I have no way of knowing how much ‘latitude’ that final clause was intended to allow; I simply make two observations. First, testimony from prisoners released from Guantánamo makes it clear that the red lines, such as they were, were repeatedly crossed. There have been consistent, credible reports of enforced nudity; exposure to extremes of temperature; deprivation of food, water and pain medication; induced disorientation through loud music, strobe lighting and sleep deprivation; menacing by dogs; prolonged short-shackling in foetal positions; sexual taunting and assault; immersion in toilet bowls to induce a fear of drowning; and isolation for months at a time. Second, notwithstanding the limitations placed on military interrogations, the CIA had been authorized to use six ‘enhanced’ techniques since March 2002, which included forcing prisoners to stand, handcuffed and shackled, for more than forty hours; forcing them to stand naked in a cold cell for prolonged periods and frequently dousing them with cold water; and simulated drowning (‘waterboarding’). The CIA ran its own prison within the complex (within Camp Echo, which was built to house detainees who were awaiting hearings before Military Commissions), but the CIA and the military frequently worked in concert because Guantánamo was the designated operating base for a Joint Interagency Interrogation Facility. In an interview following the three suicides, McCoy put it like this:
Indeed, the commander of JTF Guantánamo, Major- General Geoffrey Miller, described the facility as a central ‘laboratory for the war on terror’. In September 2003 he led a specialist team to Iraq to assess the Army’s detention and interrogation operations, and recommended the introduction of ‘new approaches and operational art’ developed at Guantánamo to facilitate the ‘rapid exploitation’ of prisoners for ‘actionable intelligence’. By the winter of 2003 to 2004, journalist Seymour Hersh concluded, ‘Abu Ghraib had become, in effect, another Guantánamo’.

* _DIRECTIONS_:
a) In the Guantánamo passage, what did Major-General Geoffrey Miller call the facility?
b) Please resume the Guantánamo passage, writing on from the end of its final sentence.
The rows that come next are not needed for the work.

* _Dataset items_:
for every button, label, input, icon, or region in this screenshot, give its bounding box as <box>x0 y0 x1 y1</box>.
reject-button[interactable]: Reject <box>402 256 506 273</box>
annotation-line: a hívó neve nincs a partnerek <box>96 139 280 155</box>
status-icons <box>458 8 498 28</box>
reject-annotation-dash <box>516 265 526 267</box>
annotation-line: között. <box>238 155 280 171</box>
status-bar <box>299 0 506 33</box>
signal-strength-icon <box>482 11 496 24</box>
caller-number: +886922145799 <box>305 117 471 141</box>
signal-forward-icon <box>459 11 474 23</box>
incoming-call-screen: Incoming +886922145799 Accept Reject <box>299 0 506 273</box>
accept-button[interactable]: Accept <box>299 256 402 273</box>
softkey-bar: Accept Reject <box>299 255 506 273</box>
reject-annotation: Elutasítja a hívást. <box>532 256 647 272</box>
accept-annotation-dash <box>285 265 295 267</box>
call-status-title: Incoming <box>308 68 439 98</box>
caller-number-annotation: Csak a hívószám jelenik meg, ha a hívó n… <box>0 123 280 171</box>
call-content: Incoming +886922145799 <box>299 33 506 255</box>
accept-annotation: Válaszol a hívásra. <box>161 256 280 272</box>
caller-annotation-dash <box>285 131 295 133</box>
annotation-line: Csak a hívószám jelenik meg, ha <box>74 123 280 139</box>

* _RESULTS IN ORDER_:
a) A central "laboratory for the war on terror."

b)
During the summer of 2005, when Senator John McCain proposed an amendment to the Defense Appropriation Bill that would ban cruel, inhuman or degrading treatment or punishment of anyone in US custody anywhere, the Vice-President insisted that the CIA should be exempt – it required ‘extra latitude’ (that word again) – and the White House vigorously rejected any such measure that would ‘restrict the President’s authority [not ability] to protect Americans from terrorist attack’. The bill passed the Senate 90–99 and the House 308–122, but when the President reluctantly signed the Detainee Treatment Act into law at the year’s end he added a defiant signing statement insisting that he would interpret its provisions in a manner consistent with ‘constitutional limitations on the judicial power’ and his own executive powers to protect national security, and he made it clear that he reserved the right to waive those restrictions in ‘special situations’. Thus the hermeneutic circle – the mutuality of interpretation – is hammered flat until it fits the Oval Office.
The global war prison
I hope this analysis helps to explain why three young men imprisoned at Guantánamo took their own lives, and why the Bush administration (at various levels) responded in the way it did. After the three suicides, the President announced that he would like to close Guantánamo because it gave critics what he called ‘an excuse’ to say that the United States was not upholding the very values it claimed to be defending. In fact, transfers to the island camps were suspended in September 2004, and there are plans to transfer many detainees to other sites in the global war prison. But this does not herald the end of Guantánamo.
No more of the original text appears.